What is expected: Put each of the following rows into a numbered list, leaving out any blank lines.
━━━ Supplied material ━━━
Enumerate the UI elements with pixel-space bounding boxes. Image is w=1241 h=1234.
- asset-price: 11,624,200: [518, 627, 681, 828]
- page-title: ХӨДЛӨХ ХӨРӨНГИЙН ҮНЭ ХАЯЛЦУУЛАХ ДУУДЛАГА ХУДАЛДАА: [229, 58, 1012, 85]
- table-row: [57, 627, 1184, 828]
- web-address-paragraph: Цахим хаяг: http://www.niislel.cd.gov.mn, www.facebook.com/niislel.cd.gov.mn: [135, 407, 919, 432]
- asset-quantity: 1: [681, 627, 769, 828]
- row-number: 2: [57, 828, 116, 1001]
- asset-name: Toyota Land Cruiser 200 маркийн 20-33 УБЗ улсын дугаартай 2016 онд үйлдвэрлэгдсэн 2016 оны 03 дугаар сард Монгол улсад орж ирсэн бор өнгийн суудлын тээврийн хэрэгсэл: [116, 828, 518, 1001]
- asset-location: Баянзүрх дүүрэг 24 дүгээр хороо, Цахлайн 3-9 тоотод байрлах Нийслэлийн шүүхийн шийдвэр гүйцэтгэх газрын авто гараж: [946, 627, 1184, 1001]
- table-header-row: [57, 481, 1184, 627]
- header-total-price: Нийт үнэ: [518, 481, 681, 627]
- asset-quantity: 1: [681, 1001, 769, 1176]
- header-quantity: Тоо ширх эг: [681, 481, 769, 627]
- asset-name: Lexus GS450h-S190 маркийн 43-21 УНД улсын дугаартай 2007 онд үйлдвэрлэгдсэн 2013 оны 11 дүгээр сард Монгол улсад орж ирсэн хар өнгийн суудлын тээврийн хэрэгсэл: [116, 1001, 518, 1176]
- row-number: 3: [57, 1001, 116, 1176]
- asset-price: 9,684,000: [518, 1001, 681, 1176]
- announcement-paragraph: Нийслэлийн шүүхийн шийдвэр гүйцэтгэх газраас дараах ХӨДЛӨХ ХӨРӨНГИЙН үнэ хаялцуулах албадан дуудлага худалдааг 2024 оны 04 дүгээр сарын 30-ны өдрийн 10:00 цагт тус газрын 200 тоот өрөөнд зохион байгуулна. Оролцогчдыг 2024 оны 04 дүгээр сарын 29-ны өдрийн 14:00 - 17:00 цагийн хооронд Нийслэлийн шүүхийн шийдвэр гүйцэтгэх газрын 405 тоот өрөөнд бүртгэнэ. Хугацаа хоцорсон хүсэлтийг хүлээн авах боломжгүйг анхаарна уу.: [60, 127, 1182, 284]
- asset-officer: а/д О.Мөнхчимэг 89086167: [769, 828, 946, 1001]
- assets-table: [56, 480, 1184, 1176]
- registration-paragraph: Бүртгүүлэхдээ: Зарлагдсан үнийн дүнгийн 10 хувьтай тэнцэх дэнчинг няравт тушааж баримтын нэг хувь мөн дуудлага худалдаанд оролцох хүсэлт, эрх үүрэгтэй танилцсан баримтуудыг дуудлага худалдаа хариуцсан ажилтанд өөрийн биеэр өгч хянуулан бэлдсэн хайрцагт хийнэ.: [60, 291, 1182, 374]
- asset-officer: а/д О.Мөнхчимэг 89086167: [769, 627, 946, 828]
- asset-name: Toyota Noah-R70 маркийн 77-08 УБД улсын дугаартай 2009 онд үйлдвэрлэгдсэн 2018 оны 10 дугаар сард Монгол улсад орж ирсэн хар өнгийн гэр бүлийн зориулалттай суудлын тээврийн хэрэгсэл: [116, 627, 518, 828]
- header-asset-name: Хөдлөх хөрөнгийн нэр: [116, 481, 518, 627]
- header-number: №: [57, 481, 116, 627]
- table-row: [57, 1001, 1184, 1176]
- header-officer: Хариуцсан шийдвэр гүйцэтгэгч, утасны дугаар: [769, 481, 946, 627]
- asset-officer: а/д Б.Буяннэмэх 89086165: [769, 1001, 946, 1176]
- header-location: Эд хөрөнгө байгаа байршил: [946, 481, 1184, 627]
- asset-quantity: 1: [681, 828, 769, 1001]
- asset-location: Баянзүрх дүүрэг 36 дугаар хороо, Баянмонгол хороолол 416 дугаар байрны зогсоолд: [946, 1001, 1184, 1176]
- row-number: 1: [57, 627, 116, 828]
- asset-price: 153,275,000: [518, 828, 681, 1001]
━━━
Result of the task:
1. Enumerate the UI elements with pixel-space bounding boxes. Image is w=1241 h=1234.
2. - asset-price: 11,624,200: [518, 627, 681, 828]
3. - page-title: ХӨДЛӨХ ХӨРӨНГИЙН ҮНЭ ХАЯЛЦУУЛАХ ДУУДЛАГА ХУДАЛДАА: [229, 58, 1012, 85]
4. - table-row: [57, 627, 1184, 828]
5. - web-address-paragraph: Цахим хаяг: http://www.niislel.cd.gov.mn, www.facebook.com/niislel.cd.gov.mn: [135, 407, 919, 432]
6. - asset-quantity: 1: [681, 627, 769, 828]
7. - row-number: 2: [57, 828, 116, 1001]
8. - asset-name: Toyota Land Cruiser 200 маркийн 20-33 УБЗ улсын дугаартай 2016 онд үйлдвэрлэгдсэн 2016 оны 03 дугаар сард Монгол улсад орж ирсэн бор өнгийн суудлын тээврийн хэрэгсэл: [116, 828, 518, 1001]
9. - asset-location: Баянзүрх дүүрэг 24 дүгээр хороо, Цахлайн 3-9 тоотод байрлах Нийслэлийн шүүхийн шийдвэр гүйцэтгэх газрын авто гараж: [946, 627, 1184, 1001]
10. - table-header-row: [57, 481, 1184, 627]
11. - header-total-price: Нийт үнэ: [518, 481, 681, 627]
12. - asset-quantity: 1: [681, 1001, 769, 1176]
13. - header-quantity: Тоо ширх эг: [681, 481, 769, 627]
14. - asset-name: Lexus GS450h-S190 маркийн 43-21 УНД улсын дугаартай 2007 онд үйлдвэрлэгдсэн 2013 оны 11 дүгээр сард Монгол улсад орж ирсэн хар өнгийн суудлын тээврийн хэрэгсэл: [116, 1001, 518, 1176]
15. - row-number: 3: [57, 1001, 116, 1176]
16. - asset-price: 9,684,000: [518, 1001, 681, 1176]
17. - announcement-paragraph: Нийслэлийн шүүхийн шийдвэр гүйцэтгэх газраас дараах ХӨДЛӨХ ХӨРӨНГИЙН үнэ хаялцуулах албадан дуудлага худалдааг 2024 оны 04 дүгээр сарын 30-ны өдрийн 10:00 цагт тус газрын 200 тоот өрөөнд зохион байгуулна. Оролцогчдыг 2024 оны 04 дүгээр сарын 29-ны өдрийн 14:00 - 17:00 цагийн хооронд Нийслэлийн шүүхийн шийдвэр гүйцэтгэх газрын 405 тоот өрөөнд бүртгэнэ. Хугацаа хоцорсон хүсэлтийг хүлээн авах боломжгүйг анхаарна уу.: [60, 127, 1182, 284]
18. - asset-officer: а/д О.Мөнхчимэг 89086167: [769, 828, 946, 1001]
19. - assets-table: [56, 480, 1184, 1176]
20. - registration-paragraph: Бүртгүүлэхдээ: Зарлагдсан үнийн дүнгийн 10 хувьтай тэнцэх дэнчинг няравт тушааж баримтын нэг хувь мөн дуудлага худалдаанд оролцох хүсэлт, эрх үүрэгтэй танилцсан баримтуудыг дуудлага худалдаа хариуцсан ажилтанд өөрийн биеэр өгч хянуулан бэлдсэн хайрцагт хийнэ.: [60, 291, 1182, 374]
21. - asset-officer: а/д О.Мөнхчимэг 89086167: [769, 627, 946, 828]
22. - asset-name: Toyota Noah-R70 маркийн 77-08 УБД улсын дугаартай 2009 онд үйлдвэрлэгдсэн 2018 оны 10 дугаар сард Монгол улсад орж ирсэн хар өнгийн гэр бүлийн зориулалттай суудлын тээврийн хэрэгсэл: [116, 627, 518, 828]
23. - header-asset-name: Хөдлөх хөрөнгийн нэр: [116, 481, 518, 627]
24. - header-number: №: [57, 481, 116, 627]
25. - table-row: [57, 1001, 1184, 1176]
26. - header-officer: Хариуцсан шийдвэр гүйцэтгэгч, утасны дугаар: [769, 481, 946, 627]
27. - asset-officer: а/д Б.Буяннэмэх 89086165: [769, 1001, 946, 1176]
28. - header-location: Эд хөрөнгө байгаа байршил: [946, 481, 1184, 627]
29. - asset-quantity: 1: [681, 828, 769, 1001]
30. - asset-location: Баянзүрх дүүрэг 36 дугаар хороо, Баянмонгол хороолол 416 дугаар байрны зогсоолд: [946, 1001, 1184, 1176]
31. - row-number: 1: [57, 627, 116, 828]
32. - asset-price: 153,275,000: [518, 828, 681, 1001]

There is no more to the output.